╔══

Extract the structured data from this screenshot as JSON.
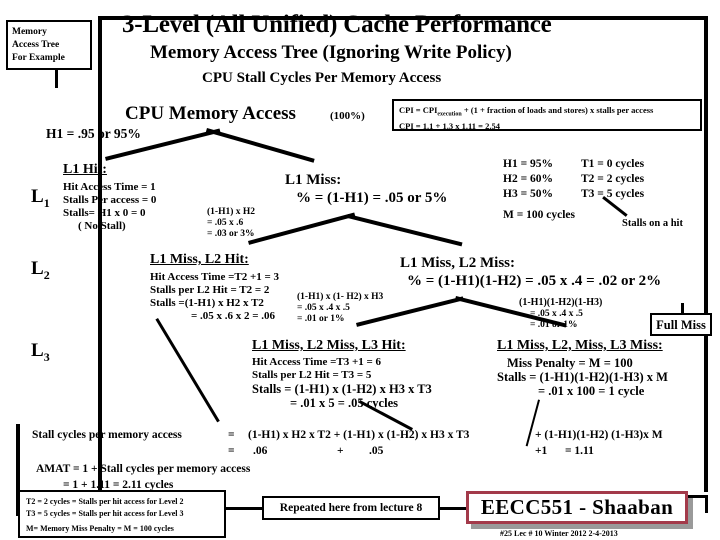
{
  "slide": {
    "memory_tree_label": "Memory\nAccess Tree\nFor Example",
    "memory_tree_line1": "Memory",
    "memory_tree_line2": "Access Tree",
    "memory_tree_line3": "For Example",
    "title1": "3-Level (All Unified) Cache Performance",
    "title2": "Memory Access Tree (Ignoring Write Policy)",
    "title3": "CPU  Stall Cycles Per Memory Access",
    "root_label": "CPU Memory  Access",
    "root_pct": "(100%)",
    "h1_label": "H1 = .95 or  95%"
  },
  "cpi_box": {
    "line1_a": "CPI = CPI",
    "line1_sub": "execution",
    "line1_b": " +  (1 + fraction of loads and stores) x stalls per access",
    "line2": "CPI =      1.1 +                      1.3 x  1.11 = 2.54"
  },
  "params": {
    "rows": [
      {
        "left": "H1  = 95%",
        "right": "T1  = 0 cycles"
      },
      {
        "left": "H2  = 60%",
        "right": "T2 = 2 cycles"
      },
      {
        "left": "H3  = 50%",
        "right": "T3 = 5 cycles"
      }
    ],
    "m_line": "M = 100 cycles",
    "stalls_on_hit": "Stalls on a hit"
  },
  "levels": {
    "l1": "L",
    "l1s": "1",
    "l2": "L",
    "l2s": "2",
    "l3": "L",
    "l3s": "3"
  },
  "nodes": {
    "l1_hit": {
      "head": "L1  Hit:",
      "lines": [
        "Hit Access Time = 1",
        "Stalls Per access = 0",
        "Stalls= H1 x 0 = 0",
        "( No Stall)"
      ]
    },
    "l1_miss": {
      "head": "L1  Miss:",
      "line": "%  =  (1-H1) = .05  or  5%"
    },
    "l1miss_l2hit": {
      "head": "L1  Miss, L2  Hit:",
      "lines": [
        "Hit Access Time =T2 +1 = 3",
        "Stalls per L2 Hit = T2 = 2",
        "Stalls =(1-H1) x H2 x T2",
        "= .05 x .6 x 2 =  .06"
      ]
    },
    "l1miss_l2miss": {
      "head": "L1  Miss, L2   Miss:",
      "line": "%  =    (1-H1)(1-H2) = .05 x .4 = .02 or 2%"
    },
    "l3_hit": {
      "head": "L1  Miss, L2  Miss, L3  Hit:",
      "lines": [
        "Hit Access Time =T3 +1 = 6",
        "Stalls per L2 Hit = T3 = 5",
        "Stalls =  (1-H1) x (1-H2) x H3 x  T3",
        "= .01 x 5 =  .05 cycles"
      ]
    },
    "l3_miss": {
      "head": "L1  Miss, L2, Miss, L3   Miss:",
      "lines": [
        "Miss Penalty = M = 100",
        "Stalls = (1-H1)(1-H2)(1-H3) x M",
        "=  .01 x 100 = 1 cycle"
      ]
    }
  },
  "edge_labels": {
    "e_l2hit": [
      "(1-H1) x H2",
      "= .05  x .6",
      "= .03 or 3%"
    ],
    "e_l3hit": [
      "(1-H1) x (1- H2) x H3",
      "=    .05 x .4 x .5",
      "= .01 or 1%"
    ],
    "e_full": [
      "(1-H1)(1-H2)(1-H3)",
      "=   .05 x .4 x .5",
      "= .01 or 1%"
    ]
  },
  "full_miss_box": "Full Miss",
  "summary": {
    "l1_a": "Stall cycles per memory access",
    "l1_eq": "=",
    "l1_b": "(1-H1) x H2 x T2  +  (1-H1) x (1-H2) x H3 x T3",
    "l1_c": "+ (1-H1)(1-H2) (1-H3)x M",
    "l2_eq": "=",
    "l2_a": ".06",
    "l2_plus": "+",
    "l2_b": ".05",
    "l2_c": "+1",
    "l2_d": "= 1.11",
    "l3": "AMAT  =  1 + Stall cycles per memory access",
    "l4": "=  1 + 1.11 = 2.11 cycles"
  },
  "legend_box": {
    "lines": [
      "T2 = 2 cycles =  Stalls per hit access for Level 2",
      "T3  = 5 cycles =  Stalls per hit access for Level 3",
      "M= Memory Miss Penalty = M = 100 cycles"
    ]
  },
  "footer": {
    "repeated": "Repeated here from lecture 8",
    "signature": "EECC551 - Shaaban",
    "note": "#25   Lec # 10 Winter 2012  2-4-2013",
    "accent": "#a33a4a"
  }
}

╚══

TASK BRIEF:
Copy each line of the data above that holds "Example".

TASK RESULT:
    "memory_tree_label": "Memory\nAccess Tree\nFor Example",
    "memory_tree_line3": "For Example",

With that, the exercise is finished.